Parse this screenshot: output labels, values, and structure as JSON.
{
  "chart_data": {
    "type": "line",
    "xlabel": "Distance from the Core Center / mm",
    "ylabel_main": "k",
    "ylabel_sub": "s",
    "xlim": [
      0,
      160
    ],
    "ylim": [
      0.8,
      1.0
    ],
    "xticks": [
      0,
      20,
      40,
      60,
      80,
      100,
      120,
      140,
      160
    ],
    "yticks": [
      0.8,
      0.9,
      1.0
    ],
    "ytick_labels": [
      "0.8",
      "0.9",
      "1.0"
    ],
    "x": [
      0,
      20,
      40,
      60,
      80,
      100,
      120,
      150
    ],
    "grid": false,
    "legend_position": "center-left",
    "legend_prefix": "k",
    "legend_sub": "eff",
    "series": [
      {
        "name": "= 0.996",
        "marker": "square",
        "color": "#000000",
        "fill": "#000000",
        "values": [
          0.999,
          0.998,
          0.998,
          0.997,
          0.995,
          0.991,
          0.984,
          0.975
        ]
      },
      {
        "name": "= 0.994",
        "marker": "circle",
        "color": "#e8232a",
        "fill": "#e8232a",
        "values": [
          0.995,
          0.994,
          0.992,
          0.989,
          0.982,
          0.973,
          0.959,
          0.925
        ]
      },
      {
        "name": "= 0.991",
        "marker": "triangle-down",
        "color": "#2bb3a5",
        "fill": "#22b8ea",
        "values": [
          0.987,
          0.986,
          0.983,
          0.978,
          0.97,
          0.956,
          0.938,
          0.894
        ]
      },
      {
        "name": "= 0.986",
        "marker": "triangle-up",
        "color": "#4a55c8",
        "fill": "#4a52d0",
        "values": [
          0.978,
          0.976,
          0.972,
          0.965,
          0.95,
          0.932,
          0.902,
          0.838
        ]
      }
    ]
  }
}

======

Repeat the material from above exactly, word for word.

Task response ->
Parse this screenshot: output labels, values, and structure as JSON.
{
  "chart_data": {
    "type": "line",
    "xlabel": "Distance from the Core Center / mm",
    "ylabel_main": "k",
    "ylabel_sub": "s",
    "xlim": [
      0,
      160
    ],
    "ylim": [
      0.8,
      1.0
    ],
    "xticks": [
      0,
      20,
      40,
      60,
      80,
      100,
      120,
      140,
      160
    ],
    "yticks": [
      0.8,
      0.9,
      1.0
    ],
    "ytick_labels": [
      "0.8",
      "0.9",
      "1.0"
    ],
    "x": [
      0,
      20,
      40,
      60,
      80,
      100,
      120,
      150
    ],
    "grid": false,
    "legend_position": "center-left",
    "legend_prefix": "k",
    "legend_sub": "eff",
    "series": [
      {
        "name": "= 0.996",
        "marker": "square",
        "color": "#000000",
        "fill": "#000000",
        "values": [
          0.999,
          0.998,
          0.998,
          0.997,
          0.995,
          0.991,
          0.984,
          0.975
        ]
      },
      {
        "name": "= 0.994",
        "marker": "circle",
        "color": "#e8232a",
        "fill": "#e8232a",
        "values": [
          0.995,
          0.994,
          0.992,
          0.989,
          0.982,
          0.973,
          0.959,
          0.925
        ]
      },
      {
        "name": "= 0.991",
        "marker": "triangle-down",
        "color": "#2bb3a5",
        "fill": "#22b8ea",
        "values": [
          0.987,
          0.986,
          0.983,
          0.978,
          0.97,
          0.956,
          0.938,
          0.894
        ]
      },
      {
        "name": "= 0.986",
        "marker": "triangle-up",
        "color": "#4a55c8",
        "fill": "#4a52d0",
        "values": [
          0.978,
          0.976,
          0.972,
          0.965,
          0.95,
          0.932,
          0.902,
          0.838
        ]
      }
    ]
  }
}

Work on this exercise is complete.